■ **Exercise directions**:
Write the data out again in full, with no departure from the original.

──────── Extracted records ────────

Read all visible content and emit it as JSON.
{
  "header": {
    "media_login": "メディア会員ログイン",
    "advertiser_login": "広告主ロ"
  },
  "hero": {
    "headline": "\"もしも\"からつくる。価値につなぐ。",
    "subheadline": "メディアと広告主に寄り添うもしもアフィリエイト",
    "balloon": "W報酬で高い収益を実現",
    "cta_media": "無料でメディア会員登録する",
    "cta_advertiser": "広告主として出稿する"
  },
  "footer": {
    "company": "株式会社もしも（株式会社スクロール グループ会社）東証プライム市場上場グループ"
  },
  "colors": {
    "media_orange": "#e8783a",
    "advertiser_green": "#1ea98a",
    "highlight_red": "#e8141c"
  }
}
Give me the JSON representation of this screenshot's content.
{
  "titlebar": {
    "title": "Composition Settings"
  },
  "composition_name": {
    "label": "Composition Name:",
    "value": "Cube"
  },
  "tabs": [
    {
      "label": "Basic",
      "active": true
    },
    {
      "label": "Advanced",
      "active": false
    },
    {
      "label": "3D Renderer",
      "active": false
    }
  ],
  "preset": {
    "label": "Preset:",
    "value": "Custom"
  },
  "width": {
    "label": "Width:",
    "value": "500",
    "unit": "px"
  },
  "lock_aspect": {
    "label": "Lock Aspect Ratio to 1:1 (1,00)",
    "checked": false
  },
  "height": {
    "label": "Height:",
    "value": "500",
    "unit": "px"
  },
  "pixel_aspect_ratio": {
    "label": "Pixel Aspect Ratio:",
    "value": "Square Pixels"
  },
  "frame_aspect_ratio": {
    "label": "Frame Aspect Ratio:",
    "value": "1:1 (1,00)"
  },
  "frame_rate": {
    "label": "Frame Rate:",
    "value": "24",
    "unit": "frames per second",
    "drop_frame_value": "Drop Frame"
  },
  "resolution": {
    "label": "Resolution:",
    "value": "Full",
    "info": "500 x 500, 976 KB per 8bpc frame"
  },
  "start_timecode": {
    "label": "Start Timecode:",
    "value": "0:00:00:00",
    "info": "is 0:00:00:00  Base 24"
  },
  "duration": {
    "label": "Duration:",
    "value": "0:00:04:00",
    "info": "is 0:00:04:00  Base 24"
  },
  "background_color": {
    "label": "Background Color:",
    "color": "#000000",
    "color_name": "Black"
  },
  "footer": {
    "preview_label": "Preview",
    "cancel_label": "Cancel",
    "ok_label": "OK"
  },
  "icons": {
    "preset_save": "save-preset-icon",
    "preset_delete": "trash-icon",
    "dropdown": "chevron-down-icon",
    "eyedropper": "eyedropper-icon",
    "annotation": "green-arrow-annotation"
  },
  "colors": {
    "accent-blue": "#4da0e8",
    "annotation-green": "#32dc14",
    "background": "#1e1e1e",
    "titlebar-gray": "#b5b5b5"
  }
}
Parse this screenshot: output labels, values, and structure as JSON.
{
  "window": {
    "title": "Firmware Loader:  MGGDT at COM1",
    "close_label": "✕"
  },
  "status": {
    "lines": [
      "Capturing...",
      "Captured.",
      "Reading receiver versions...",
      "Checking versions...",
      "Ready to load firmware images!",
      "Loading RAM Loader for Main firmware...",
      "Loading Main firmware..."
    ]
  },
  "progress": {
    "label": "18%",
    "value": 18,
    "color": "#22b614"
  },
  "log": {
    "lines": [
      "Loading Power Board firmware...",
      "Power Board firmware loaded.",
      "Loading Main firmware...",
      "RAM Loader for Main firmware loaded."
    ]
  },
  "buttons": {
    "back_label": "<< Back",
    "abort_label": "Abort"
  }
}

────────

■ **Output**:
Read all visible content and emit it as JSON.
{
  "header": {
    "media_login": "メディア会員ログイン",
    "advertiser_login": "広告主ロ"
  },
  "hero": {
    "headline": "\"もしも\"からつくる。価値につなぐ。",
    "subheadline": "メディアと広告主に寄り添うもしもアフィリエイト",
    "balloon": "W報酬で高い収益を実現",
    "cta_media": "無料でメディア会員登録する",
    "cta_advertiser": "広告主として出稿する"
  },
  "footer": {
    "company": "株式会社もしも（株式会社スクロール グループ会社）東証プライム市場上場グループ"
  },
  "colors": {
    "media_orange": "#e8783a",
    "advertiser_green": "#1ea98a",
    "highlight_red": "#e8141c"
  }
}
Give me the JSON representation of this screenshot's content.
{
  "titlebar": {
    "title": "Composition Settings"
  },
  "composition_name": {
    "label": "Composition Name:",
    "value": "Cube"
  },
  "tabs": [
    {
      "label": "Basic",
      "active": true
    },
    {
      "label": "Advanced",
      "active": false
    },
    {
      "label": "3D Renderer",
      "active": false
    }
  ],
  "preset": {
    "label": "Preset:",
    "value": "Custom"
  },
  "width": {
    "label": "Width:",
    "value": "500",
    "unit": "px"
  },
  "lock_aspect": {
    "label": "Lock Aspect Ratio to 1:1 (1,00)",
    "checked": false
  },
  "height": {
    "label": "Height:",
    "value": "500",
    "unit": "px"
  },
  "pixel_aspect_ratio": {
    "label": "Pixel Aspect Ratio:",
    "value": "Square Pixels"
  },
  "frame_aspect_ratio": {
    "label": "Frame Aspect Ratio:",
    "value": "1:1 (1,00)"
  },
  "frame_rate": {
    "label": "Frame Rate:",
    "value": "24",
    "unit": "frames per second",
    "drop_frame_value": "Drop Frame"
  },
  "resolution": {
    "label": "Resolution:",
    "value": "Full",
    "info": "500 x 500, 976 KB per 8bpc frame"
  },
  "start_timecode": {
    "label": "Start Timecode:",
    "value": "0:00:00:00",
    "info": "is 0:00:00:00  Base 24"
  },
  "duration": {
    "label": "Duration:",
    "value": "0:00:04:00",
    "info": "is 0:00:04:00  Base 24"
  },
  "background_color": {
    "label": "Background Color:",
    "color": "#000000",
    "color_name": "Black"
  },
  "footer": {
    "preview_label": "Preview",
    "cancel_label": "Cancel",
    "ok_label": "OK"
  },
  "icons": {
    "preset_save": "save-preset-icon",
    "preset_delete": "trash-icon",
    "dropdown": "chevron-down-icon",
    "eyedropper": "eyedropper-icon",
    "annotation": "green-arrow-annotation"
  },
  "colors": {
    "accent-blue": "#4da0e8",
    "annotation-green": "#32dc14",
    "background": "#1e1e1e",
    "titlebar-gray": "#b5b5b5"
  }
}
Parse this screenshot: output labels, values, and structure as JSON.
{
  "window": {
    "title": "Firmware Loader:  MGGDT at COM1",
    "close_label": "✕"
  },
  "status": {
    "lines": [
      "Capturing...",
      "Captured.",
      "Reading receiver versions...",
      "Checking versions...",
      "Ready to load firmware images!",
      "Loading RAM Loader for Main firmware...",
      "Loading Main firmware..."
    ]
  },
  "progress": {
    "label": "18%",
    "value": 18,
    "color": "#22b614"
  },
  "log": {
    "lines": [
      "Loading Power Board firmware...",
      "Power Board firmware loaded.",
      "Loading Main firmware...",
      "RAM Loader for Main firmware loaded."
    ]
  },
  "buttons": {
    "back_label": "<< Back",
    "abort_label": "Abort"
  }
}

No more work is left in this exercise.